What you are asked to do
Pick out the lines below that contain the string "median" and copy them all.
Start of Given information
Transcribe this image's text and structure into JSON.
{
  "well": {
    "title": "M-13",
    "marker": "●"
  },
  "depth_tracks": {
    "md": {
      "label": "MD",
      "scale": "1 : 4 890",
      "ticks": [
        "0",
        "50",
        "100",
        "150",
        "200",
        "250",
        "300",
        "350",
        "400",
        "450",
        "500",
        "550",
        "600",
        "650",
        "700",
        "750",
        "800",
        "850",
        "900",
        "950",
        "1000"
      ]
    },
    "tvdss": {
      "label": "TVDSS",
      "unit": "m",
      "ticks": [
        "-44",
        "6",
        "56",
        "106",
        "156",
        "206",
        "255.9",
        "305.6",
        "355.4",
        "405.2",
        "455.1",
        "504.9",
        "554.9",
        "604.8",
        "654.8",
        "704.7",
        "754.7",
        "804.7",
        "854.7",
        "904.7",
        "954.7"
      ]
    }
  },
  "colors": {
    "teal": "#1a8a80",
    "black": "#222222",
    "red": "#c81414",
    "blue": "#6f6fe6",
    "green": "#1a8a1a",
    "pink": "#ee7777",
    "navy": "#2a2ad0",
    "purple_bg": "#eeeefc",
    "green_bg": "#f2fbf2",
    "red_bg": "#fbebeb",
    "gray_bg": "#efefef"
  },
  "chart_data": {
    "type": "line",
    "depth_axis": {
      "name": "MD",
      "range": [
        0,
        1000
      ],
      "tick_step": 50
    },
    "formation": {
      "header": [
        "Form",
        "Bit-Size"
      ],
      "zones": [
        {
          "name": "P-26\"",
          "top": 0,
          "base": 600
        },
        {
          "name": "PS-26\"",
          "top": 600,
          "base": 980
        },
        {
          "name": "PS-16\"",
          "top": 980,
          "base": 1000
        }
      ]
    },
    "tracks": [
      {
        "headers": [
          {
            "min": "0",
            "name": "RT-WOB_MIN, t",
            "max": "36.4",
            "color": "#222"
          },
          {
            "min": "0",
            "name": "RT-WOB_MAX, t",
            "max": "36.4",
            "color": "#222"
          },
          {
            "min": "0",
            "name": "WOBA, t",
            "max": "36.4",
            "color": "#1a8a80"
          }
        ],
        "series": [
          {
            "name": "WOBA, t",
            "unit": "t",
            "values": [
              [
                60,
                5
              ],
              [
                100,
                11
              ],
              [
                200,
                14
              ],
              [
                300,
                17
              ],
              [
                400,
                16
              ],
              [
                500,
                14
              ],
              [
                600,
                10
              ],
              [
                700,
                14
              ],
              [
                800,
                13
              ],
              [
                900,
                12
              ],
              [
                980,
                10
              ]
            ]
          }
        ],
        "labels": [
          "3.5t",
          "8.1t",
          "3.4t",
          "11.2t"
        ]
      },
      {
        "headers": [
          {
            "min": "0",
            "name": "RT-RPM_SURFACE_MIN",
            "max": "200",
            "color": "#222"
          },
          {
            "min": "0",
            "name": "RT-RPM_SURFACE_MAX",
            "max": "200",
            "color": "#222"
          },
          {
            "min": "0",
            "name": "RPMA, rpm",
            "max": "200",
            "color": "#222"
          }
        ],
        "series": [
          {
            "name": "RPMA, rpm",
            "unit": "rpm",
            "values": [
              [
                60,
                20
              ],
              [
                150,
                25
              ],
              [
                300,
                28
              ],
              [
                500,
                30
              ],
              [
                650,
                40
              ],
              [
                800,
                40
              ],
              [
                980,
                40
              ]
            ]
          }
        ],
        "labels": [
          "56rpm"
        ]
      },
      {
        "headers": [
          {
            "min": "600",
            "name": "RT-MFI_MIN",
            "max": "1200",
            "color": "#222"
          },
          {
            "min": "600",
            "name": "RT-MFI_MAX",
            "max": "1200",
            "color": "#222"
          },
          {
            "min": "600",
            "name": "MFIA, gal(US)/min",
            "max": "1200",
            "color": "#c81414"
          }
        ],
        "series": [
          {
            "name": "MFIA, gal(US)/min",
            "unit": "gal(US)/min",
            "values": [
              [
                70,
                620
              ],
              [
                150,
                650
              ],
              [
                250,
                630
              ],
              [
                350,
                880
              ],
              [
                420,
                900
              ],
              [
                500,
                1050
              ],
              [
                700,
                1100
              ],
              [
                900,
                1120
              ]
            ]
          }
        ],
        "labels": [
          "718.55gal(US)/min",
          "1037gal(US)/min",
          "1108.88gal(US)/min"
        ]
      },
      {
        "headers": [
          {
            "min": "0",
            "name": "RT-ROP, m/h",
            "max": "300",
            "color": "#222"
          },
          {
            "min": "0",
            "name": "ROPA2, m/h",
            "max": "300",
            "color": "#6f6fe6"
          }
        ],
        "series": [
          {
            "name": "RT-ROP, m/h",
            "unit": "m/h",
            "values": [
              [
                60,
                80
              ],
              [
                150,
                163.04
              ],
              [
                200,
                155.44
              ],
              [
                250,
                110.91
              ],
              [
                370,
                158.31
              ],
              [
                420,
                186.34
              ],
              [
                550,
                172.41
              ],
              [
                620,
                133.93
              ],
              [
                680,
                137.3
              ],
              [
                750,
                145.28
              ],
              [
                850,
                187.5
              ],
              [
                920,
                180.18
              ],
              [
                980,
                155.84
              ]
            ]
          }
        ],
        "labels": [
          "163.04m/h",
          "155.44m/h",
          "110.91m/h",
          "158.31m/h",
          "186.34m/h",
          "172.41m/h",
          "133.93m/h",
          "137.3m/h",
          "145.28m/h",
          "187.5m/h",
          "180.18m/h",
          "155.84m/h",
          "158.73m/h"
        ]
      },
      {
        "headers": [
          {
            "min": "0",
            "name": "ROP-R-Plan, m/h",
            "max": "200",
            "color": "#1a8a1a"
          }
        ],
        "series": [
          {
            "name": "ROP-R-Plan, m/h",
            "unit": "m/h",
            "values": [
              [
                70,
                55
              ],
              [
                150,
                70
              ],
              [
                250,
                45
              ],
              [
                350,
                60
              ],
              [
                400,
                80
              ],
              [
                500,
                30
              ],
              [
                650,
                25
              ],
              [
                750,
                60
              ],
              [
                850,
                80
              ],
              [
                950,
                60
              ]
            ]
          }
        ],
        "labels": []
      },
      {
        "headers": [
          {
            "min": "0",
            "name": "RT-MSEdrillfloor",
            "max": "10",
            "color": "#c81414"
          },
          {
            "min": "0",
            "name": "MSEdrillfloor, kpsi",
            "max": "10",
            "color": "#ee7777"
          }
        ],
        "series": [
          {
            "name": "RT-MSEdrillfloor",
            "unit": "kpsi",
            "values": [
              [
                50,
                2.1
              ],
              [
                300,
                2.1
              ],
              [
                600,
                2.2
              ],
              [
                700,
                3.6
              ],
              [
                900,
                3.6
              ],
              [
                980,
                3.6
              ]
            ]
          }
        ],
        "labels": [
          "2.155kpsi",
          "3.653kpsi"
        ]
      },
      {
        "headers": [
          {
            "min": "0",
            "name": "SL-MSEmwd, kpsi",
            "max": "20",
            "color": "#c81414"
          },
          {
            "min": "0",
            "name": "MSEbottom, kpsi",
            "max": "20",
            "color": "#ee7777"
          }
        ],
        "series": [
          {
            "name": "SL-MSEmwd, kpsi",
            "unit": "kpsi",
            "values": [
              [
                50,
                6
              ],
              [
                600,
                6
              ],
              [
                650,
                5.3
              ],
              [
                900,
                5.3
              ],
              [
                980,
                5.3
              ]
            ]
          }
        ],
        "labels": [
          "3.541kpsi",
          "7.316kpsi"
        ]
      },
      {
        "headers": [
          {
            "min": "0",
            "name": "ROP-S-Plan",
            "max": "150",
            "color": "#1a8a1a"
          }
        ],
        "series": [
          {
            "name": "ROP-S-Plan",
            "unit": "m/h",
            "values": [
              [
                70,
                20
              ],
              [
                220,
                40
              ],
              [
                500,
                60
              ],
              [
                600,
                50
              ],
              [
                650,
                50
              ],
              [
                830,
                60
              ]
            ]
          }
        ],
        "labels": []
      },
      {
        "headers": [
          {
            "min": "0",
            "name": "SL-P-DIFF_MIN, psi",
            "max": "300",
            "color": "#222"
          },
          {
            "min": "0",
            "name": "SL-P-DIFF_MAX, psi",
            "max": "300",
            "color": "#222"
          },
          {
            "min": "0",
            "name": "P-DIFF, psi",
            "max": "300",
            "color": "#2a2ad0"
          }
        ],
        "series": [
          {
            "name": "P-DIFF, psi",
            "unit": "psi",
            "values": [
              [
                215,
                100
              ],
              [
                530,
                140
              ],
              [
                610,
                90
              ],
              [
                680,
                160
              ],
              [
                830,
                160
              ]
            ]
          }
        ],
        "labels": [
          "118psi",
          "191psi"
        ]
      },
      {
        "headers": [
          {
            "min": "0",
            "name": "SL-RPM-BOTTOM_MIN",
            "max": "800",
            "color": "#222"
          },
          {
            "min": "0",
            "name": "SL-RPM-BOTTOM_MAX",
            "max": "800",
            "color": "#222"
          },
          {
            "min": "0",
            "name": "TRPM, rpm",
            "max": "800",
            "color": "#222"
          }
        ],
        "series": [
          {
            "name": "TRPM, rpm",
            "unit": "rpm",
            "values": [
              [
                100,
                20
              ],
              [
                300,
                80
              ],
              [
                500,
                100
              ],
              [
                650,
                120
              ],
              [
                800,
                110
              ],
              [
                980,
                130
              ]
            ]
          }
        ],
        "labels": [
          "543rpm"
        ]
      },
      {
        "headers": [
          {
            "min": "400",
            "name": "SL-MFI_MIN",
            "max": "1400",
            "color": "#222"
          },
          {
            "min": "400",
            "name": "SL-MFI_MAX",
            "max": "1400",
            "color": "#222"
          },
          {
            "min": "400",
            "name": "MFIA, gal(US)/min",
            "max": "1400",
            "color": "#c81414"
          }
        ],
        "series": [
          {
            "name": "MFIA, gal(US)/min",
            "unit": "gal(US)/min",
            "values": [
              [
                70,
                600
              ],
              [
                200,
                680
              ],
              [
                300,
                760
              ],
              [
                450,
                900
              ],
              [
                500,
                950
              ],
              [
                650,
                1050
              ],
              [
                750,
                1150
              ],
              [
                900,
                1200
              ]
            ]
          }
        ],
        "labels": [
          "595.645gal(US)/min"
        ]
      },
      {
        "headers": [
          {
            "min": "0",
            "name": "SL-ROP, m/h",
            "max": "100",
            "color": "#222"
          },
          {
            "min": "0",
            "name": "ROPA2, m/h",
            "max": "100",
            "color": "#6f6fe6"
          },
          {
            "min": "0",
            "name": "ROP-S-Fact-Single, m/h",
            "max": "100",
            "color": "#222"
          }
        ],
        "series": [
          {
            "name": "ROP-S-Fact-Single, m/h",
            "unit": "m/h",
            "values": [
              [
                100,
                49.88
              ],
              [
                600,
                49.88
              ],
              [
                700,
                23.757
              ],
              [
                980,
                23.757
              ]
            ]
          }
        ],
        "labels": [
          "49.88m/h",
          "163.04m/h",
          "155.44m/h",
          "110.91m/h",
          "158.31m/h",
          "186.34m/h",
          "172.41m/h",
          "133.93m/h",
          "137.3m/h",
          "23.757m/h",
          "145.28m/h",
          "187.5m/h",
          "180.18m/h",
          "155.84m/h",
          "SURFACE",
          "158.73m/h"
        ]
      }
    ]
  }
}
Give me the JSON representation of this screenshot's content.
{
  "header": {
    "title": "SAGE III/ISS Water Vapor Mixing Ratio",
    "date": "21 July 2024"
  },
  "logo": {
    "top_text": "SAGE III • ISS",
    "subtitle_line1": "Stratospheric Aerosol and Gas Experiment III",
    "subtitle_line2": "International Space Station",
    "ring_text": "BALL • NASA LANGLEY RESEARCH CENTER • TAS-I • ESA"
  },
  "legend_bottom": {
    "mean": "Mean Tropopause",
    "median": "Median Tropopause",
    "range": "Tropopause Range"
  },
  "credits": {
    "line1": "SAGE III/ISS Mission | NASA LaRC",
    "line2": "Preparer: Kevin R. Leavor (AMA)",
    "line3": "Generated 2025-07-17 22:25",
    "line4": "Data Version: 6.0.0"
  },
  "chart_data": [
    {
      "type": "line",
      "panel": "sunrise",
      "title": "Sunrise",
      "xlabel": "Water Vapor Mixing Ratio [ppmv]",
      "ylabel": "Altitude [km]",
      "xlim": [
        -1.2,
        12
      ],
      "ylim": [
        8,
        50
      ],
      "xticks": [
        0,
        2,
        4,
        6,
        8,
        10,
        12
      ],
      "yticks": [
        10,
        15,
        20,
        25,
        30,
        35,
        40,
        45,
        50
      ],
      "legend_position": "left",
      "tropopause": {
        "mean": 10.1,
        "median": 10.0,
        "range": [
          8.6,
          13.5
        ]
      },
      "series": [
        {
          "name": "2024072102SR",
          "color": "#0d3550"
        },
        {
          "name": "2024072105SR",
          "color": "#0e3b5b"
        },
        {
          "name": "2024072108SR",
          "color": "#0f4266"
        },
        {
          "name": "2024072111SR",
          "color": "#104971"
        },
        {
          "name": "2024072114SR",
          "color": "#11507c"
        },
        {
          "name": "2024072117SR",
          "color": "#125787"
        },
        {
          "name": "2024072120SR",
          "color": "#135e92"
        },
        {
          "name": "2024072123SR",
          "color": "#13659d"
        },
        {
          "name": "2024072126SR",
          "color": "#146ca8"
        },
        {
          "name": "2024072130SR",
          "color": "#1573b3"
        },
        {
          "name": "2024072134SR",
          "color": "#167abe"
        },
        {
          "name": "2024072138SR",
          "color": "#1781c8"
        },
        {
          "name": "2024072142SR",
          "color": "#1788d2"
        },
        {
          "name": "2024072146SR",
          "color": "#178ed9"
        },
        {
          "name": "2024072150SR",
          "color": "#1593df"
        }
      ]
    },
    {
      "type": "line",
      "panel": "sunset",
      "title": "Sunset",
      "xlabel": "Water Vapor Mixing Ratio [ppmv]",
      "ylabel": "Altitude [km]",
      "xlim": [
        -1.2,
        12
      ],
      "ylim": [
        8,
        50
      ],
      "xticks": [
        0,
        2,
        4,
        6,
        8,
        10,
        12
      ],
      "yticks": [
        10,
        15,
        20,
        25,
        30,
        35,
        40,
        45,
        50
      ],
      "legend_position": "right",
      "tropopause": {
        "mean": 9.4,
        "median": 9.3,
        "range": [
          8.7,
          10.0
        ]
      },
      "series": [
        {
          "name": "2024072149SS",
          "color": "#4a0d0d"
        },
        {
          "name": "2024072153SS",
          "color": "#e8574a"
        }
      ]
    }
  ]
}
End of Given information
Exercise result
    "median": "Median Tropopause",
        "median": 10.0,
        "median": 9.3,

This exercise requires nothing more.